THE REQUEST -
Repeat the whole listing exactly as written.

[Stored data]
____

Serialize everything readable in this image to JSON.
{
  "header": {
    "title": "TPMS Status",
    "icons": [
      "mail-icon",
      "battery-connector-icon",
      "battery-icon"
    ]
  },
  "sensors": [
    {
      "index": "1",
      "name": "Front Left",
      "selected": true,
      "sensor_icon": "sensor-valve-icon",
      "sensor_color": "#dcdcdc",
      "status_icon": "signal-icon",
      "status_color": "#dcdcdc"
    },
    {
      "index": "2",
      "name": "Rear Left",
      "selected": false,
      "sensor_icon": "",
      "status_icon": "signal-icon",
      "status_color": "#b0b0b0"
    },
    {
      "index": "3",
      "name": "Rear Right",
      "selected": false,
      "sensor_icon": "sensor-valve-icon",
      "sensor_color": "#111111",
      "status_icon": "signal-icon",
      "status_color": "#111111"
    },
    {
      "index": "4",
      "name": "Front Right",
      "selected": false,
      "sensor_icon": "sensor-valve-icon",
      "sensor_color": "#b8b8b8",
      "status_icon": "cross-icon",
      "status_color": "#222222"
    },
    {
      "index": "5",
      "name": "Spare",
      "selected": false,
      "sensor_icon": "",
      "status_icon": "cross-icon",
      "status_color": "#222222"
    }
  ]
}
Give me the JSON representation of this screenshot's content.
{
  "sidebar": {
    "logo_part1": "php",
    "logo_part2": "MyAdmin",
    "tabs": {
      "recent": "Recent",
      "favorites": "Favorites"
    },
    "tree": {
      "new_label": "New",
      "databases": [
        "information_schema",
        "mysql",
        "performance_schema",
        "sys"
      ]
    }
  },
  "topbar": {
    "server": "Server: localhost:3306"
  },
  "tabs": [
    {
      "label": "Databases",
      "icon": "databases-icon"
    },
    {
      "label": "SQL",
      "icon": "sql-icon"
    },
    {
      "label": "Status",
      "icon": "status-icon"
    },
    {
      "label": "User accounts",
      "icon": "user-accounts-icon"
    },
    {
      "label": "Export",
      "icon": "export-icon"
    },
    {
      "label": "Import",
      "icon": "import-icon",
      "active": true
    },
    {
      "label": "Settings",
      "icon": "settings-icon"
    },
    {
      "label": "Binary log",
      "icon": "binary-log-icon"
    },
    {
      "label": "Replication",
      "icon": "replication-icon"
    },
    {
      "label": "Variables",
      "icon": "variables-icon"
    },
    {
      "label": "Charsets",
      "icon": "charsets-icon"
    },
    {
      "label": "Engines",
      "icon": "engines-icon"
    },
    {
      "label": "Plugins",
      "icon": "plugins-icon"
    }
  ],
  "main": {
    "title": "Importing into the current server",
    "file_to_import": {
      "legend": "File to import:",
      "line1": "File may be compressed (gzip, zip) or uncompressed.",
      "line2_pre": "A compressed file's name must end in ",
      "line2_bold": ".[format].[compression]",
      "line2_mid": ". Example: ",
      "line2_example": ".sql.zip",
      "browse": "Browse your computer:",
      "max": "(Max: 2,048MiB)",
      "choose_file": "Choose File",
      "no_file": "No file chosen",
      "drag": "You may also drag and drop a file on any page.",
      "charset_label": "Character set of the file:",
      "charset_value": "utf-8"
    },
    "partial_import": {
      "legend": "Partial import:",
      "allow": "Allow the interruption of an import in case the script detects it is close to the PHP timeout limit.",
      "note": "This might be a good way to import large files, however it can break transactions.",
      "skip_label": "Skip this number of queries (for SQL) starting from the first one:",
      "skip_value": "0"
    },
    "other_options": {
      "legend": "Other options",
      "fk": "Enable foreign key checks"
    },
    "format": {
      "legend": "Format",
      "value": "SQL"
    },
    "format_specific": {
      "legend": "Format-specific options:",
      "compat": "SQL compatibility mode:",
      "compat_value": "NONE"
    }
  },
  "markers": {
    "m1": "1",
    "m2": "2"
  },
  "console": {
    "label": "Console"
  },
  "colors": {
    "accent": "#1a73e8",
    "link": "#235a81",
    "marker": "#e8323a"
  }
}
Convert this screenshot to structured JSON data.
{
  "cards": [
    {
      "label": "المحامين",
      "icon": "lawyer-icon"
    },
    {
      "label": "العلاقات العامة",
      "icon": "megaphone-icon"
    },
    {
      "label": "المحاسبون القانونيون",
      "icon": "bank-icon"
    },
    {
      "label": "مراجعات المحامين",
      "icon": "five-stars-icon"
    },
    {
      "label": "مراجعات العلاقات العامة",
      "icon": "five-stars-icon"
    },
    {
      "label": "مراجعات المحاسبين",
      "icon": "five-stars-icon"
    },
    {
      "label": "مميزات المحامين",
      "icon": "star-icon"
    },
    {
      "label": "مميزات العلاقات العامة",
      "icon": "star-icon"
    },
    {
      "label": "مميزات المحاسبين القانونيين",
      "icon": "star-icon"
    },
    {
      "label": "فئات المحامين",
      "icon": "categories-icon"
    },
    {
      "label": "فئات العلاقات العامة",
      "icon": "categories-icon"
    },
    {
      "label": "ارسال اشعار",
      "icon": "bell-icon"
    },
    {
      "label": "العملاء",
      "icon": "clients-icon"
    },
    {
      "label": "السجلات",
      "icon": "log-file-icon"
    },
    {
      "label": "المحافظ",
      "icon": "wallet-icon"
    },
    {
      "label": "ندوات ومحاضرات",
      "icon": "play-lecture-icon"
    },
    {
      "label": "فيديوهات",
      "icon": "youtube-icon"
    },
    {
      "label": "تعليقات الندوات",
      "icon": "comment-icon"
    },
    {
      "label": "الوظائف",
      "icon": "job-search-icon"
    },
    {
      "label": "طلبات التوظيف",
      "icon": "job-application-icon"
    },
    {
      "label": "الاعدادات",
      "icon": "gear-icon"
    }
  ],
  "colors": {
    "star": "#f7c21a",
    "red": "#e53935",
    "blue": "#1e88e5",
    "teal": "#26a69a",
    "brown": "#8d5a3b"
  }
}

____

RESPONSE FOR THIS EXERCISE -
Serialize everything readable in this image to JSON.
{
  "header": {
    "title": "TPMS Status",
    "icons": [
      "mail-icon",
      "battery-connector-icon",
      "battery-icon"
    ]
  },
  "sensors": [
    {
      "index": "1",
      "name": "Front Left",
      "selected": true,
      "sensor_icon": "sensor-valve-icon",
      "sensor_color": "#dcdcdc",
      "status_icon": "signal-icon",
      "status_color": "#dcdcdc"
    },
    {
      "index": "2",
      "name": "Rear Left",
      "selected": false,
      "sensor_icon": "",
      "status_icon": "signal-icon",
      "status_color": "#b0b0b0"
    },
    {
      "index": "3",
      "name": "Rear Right",
      "selected": false,
      "sensor_icon": "sensor-valve-icon",
      "sensor_color": "#111111",
      "status_icon": "signal-icon",
      "status_color": "#111111"
    },
    {
      "index": "4",
      "name": "Front Right",
      "selected": false,
      "sensor_icon": "sensor-valve-icon",
      "sensor_color": "#b8b8b8",
      "status_icon": "cross-icon",
      "status_color": "#222222"
    },
    {
      "index": "5",
      "name": "Spare",
      "selected": false,
      "sensor_icon": "",
      "status_icon": "cross-icon",
      "status_color": "#222222"
    }
  ]
}
Give me the JSON representation of this screenshot's content.
{
  "sidebar": {
    "logo_part1": "php",
    "logo_part2": "MyAdmin",
    "tabs": {
      "recent": "Recent",
      "favorites": "Favorites"
    },
    "tree": {
      "new_label": "New",
      "databases": [
        "information_schema",
        "mysql",
        "performance_schema",
        "sys"
      ]
    }
  },
  "topbar": {
    "server": "Server: localhost:3306"
  },
  "tabs": [
    {
      "label": "Databases",
      "icon": "databases-icon"
    },
    {
      "label": "SQL",
      "icon": "sql-icon"
    },
    {
      "label": "Status",
      "icon": "status-icon"
    },
    {
      "label": "User accounts",
      "icon": "user-accounts-icon"
    },
    {
      "label": "Export",
      "icon": "export-icon"
    },
    {
      "label": "Import",
      "icon": "import-icon",
      "active": true
    },
    {
      "label": "Settings",
      "icon": "settings-icon"
    },
    {
      "label": "Binary log",
      "icon": "binary-log-icon"
    },
    {
      "label": "Replication",
      "icon": "replication-icon"
    },
    {
      "label": "Variables",
      "icon": "variables-icon"
    },
    {
      "label": "Charsets",
      "icon": "charsets-icon"
    },
    {
      "label": "Engines",
      "icon": "engines-icon"
    },
    {
      "label": "Plugins",
      "icon": "plugins-icon"
    }
  ],
  "main": {
    "title": "Importing into the current server",
    "file_to_import": {
      "legend": "File to import:",
      "line1": "File may be compressed (gzip, zip) or uncompressed.",
      "line2_pre": "A compressed file's name must end in ",
      "line2_bold": ".[format].[compression]",
      "line2_mid": ". Example: ",
      "line2_example": ".sql.zip",
      "browse": "Browse your computer:",
      "max": "(Max: 2,048MiB)",
      "choose_file": "Choose File",
      "no_file": "No file chosen",
      "drag": "You may also drag and drop a file on any page.",
      "charset_label": "Character set of the file:",
      "charset_value": "utf-8"
    },
    "partial_import": {
      "legend": "Partial import:",
      "allow": "Allow the interruption of an import in case the script detects it is close to the PHP timeout limit.",
      "note": "This might be a good way to import large files, however it can break transactions.",
      "skip_label": "Skip this number of queries (for SQL) starting from the first one:",
      "skip_value": "0"
    },
    "other_options": {
      "legend": "Other options",
      "fk": "Enable foreign key checks"
    },
    "format": {
      "legend": "Format",
      "value": "SQL"
    },
    "format_specific": {
      "legend": "Format-specific options:",
      "compat": "SQL compatibility mode:",
      "compat_value": "NONE"
    }
  },
  "markers": {
    "m1": "1",
    "m2": "2"
  },
  "console": {
    "label": "Console"
  },
  "colors": {
    "accent": "#1a73e8",
    "link": "#235a81",
    "marker": "#e8323a"
  }
}
Convert this screenshot to structured JSON data.
{
  "cards": [
    {
      "label": "المحامين",
      "icon": "lawyer-icon"
    },
    {
      "label": "العلاقات العامة",
      "icon": "megaphone-icon"
    },
    {
      "label": "المحاسبون القانونيون",
      "icon": "bank-icon"
    },
    {
      "label": "مراجعات المحامين",
      "icon": "five-stars-icon"
    },
    {
      "label": "مراجعات العلاقات العامة",
      "icon": "five-stars-icon"
    },
    {
      "label": "مراجعات المحاسبين",
      "icon": "five-stars-icon"
    },
    {
      "label": "مميزات المحامين",
      "icon": "star-icon"
    },
    {
      "label": "مميزات العلاقات العامة",
      "icon": "star-icon"
    },
    {
      "label": "مميزات المحاسبين القانونيين",
      "icon": "star-icon"
    },
    {
      "label": "فئات المحامين",
      "icon": "categories-icon"
    },
    {
      "label": "فئات العلاقات العامة",
      "icon": "categories-icon"
    },
    {
      "label": "ارسال اشعار",
      "icon": "bell-icon"
    },
    {
      "label": "العملاء",
      "icon": "clients-icon"
    },
    {
      "label": "السجلات",
      "icon": "log-file-icon"
    },
    {
      "label": "المحافظ",
      "icon": "wallet-icon"
    },
    {
      "label": "ندوات ومحاضرات",
      "icon": "play-lecture-icon"
    },
    {
      "label": "فيديوهات",
      "icon": "youtube-icon"
    },
    {
      "label": "تعليقات الندوات",
      "icon": "comment-icon"
    },
    {
      "label": "الوظائف",
      "icon": "job-search-icon"
    },
    {
      "label": "طلبات التوظيف",
      "icon": "job-application-icon"
    },
    {
      "label": "الاعدادات",
      "icon": "gear-icon"
    }
  ],
  "colors": {
    "star": "#f7c21a",
    "red": "#e53935",
    "blue": "#1e88e5",
    "teal": "#26a69a",
    "brown": "#8d5a3b"
  }
}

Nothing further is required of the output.